> [Your task]:
Take the material below and write it all out again exactly.

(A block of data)

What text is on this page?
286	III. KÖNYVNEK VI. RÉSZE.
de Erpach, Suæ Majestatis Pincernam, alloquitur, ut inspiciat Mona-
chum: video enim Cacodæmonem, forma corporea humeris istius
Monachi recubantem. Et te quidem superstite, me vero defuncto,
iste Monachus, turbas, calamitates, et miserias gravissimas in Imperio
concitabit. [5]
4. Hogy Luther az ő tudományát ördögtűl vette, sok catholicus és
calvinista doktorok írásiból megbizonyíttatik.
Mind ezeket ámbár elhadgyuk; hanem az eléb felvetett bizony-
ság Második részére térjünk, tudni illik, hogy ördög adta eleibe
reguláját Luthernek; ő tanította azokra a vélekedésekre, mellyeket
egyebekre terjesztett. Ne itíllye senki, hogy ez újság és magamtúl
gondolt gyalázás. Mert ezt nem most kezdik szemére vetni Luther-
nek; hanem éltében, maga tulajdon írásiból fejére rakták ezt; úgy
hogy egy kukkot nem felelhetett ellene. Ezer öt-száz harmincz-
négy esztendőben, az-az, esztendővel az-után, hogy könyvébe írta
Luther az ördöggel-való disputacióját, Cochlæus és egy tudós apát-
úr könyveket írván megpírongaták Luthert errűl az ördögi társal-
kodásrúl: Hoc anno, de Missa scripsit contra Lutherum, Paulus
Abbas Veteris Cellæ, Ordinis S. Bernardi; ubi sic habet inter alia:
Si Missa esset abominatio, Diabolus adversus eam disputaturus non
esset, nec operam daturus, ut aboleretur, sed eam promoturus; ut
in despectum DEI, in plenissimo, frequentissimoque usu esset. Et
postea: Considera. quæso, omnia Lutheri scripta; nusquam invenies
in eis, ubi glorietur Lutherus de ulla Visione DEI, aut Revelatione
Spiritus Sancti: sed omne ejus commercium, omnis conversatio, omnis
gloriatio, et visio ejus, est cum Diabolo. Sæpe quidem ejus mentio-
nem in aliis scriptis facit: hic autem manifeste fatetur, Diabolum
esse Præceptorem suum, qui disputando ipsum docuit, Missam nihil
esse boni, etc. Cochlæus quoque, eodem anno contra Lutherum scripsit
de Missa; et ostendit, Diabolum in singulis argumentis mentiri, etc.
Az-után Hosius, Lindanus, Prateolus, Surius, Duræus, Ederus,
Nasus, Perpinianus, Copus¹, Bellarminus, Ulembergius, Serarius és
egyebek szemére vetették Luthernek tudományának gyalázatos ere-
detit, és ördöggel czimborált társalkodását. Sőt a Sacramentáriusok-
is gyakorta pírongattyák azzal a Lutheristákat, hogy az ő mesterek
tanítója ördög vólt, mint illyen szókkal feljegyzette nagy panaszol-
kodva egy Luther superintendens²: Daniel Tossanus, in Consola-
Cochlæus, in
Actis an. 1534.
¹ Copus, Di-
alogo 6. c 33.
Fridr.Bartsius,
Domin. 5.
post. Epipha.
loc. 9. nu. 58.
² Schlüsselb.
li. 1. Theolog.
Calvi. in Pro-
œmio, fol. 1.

> [Response to this exercise]:
What text is on this page?
286	III. KÖNYVNEK VI. RÉSZE.
de Erpach, Suæ Majestatis Pincernam, alloquitur, ut inspiciat Mona-
chum: video enim Cacodæmonem, forma corporea humeris istius
Monachi recubantem. Et te quidem superstite, me vero defuncto,
iste Monachus, turbas, calamitates, et miserias gravissimas in Imperio
concitabit. [5]
4. Hogy Luther az ő tudományát ördögtűl vette, sok catholicus és
calvinista doktorok írásiból megbizonyíttatik.
Mind ezeket ámbár elhadgyuk; hanem az eléb felvetett bizony-
ság Második részére térjünk, tudni illik, hogy ördög adta eleibe
reguláját Luthernek; ő tanította azokra a vélekedésekre, mellyeket
egyebekre terjesztett. Ne itíllye senki, hogy ez újság és magamtúl
gondolt gyalázás. Mert ezt nem most kezdik szemére vetni Luther-
nek; hanem éltében, maga tulajdon írásiból fejére rakták ezt; úgy
hogy egy kukkot nem felelhetett ellene. Ezer öt-száz harmincz-
négy esztendőben, az-az, esztendővel az-után, hogy könyvébe írta
Luther az ördöggel-való disputacióját, Cochlæus és egy tudós apát-
úr könyveket írván megpírongaták Luthert errűl az ördögi társal-
kodásrúl: Hoc anno, de Missa scripsit contra Lutherum, Paulus
Abbas Veteris Cellæ, Ordinis S. Bernardi; ubi sic habet inter alia:
Si Missa esset abominatio, Diabolus adversus eam disputaturus non
esset, nec operam daturus, ut aboleretur, sed eam promoturus; ut
in despectum DEI, in plenissimo, frequentissimoque usu esset. Et
postea: Considera. quæso, omnia Lutheri scripta; nusquam invenies
in eis, ubi glorietur Lutherus de ulla Visione DEI, aut Revelatione
Spiritus Sancti: sed omne ejus commercium, omnis conversatio, omnis
gloriatio, et visio ejus, est cum Diabolo. Sæpe quidem ejus mentio-
nem in aliis scriptis facit: hic autem manifeste fatetur, Diabolum
esse Præceptorem suum, qui disputando ipsum docuit, Missam nihil
esse boni, etc. Cochlæus quoque, eodem anno contra Lutherum scripsit
de Missa; et ostendit, Diabolum in singulis argumentis mentiri, etc.
Az-után Hosius, Lindanus, Prateolus, Surius, Duræus, Ederus,
Nasus, Perpinianus, Copus¹, Bellarminus, Ulembergius, Serarius és
egyebek szemére vetették Luthernek tudományának gyalázatos ere-
detit, és ördöggel czimborált társalkodását. Sőt a Sacramentáriusok-
is gyakorta pírongattyák azzal a Lutheristákat, hogy az ő mesterek
tanítója ördög vólt, mint illyen szókkal feljegyzette nagy panaszol-
kodva egy Luther superintendens²: Daniel Tossanus, in Consola-
Cochlæus, in
Actis an. 1534.
¹ Copus, Di-
alogo 6. c 33.
Fridr.Bartsius,
Domin. 5.
post. Epipha.
loc. 9. nu. 58.
² Schlüsselb.
li. 1. Theolog.
Calvi. in Pro-
œmio, fol. 1.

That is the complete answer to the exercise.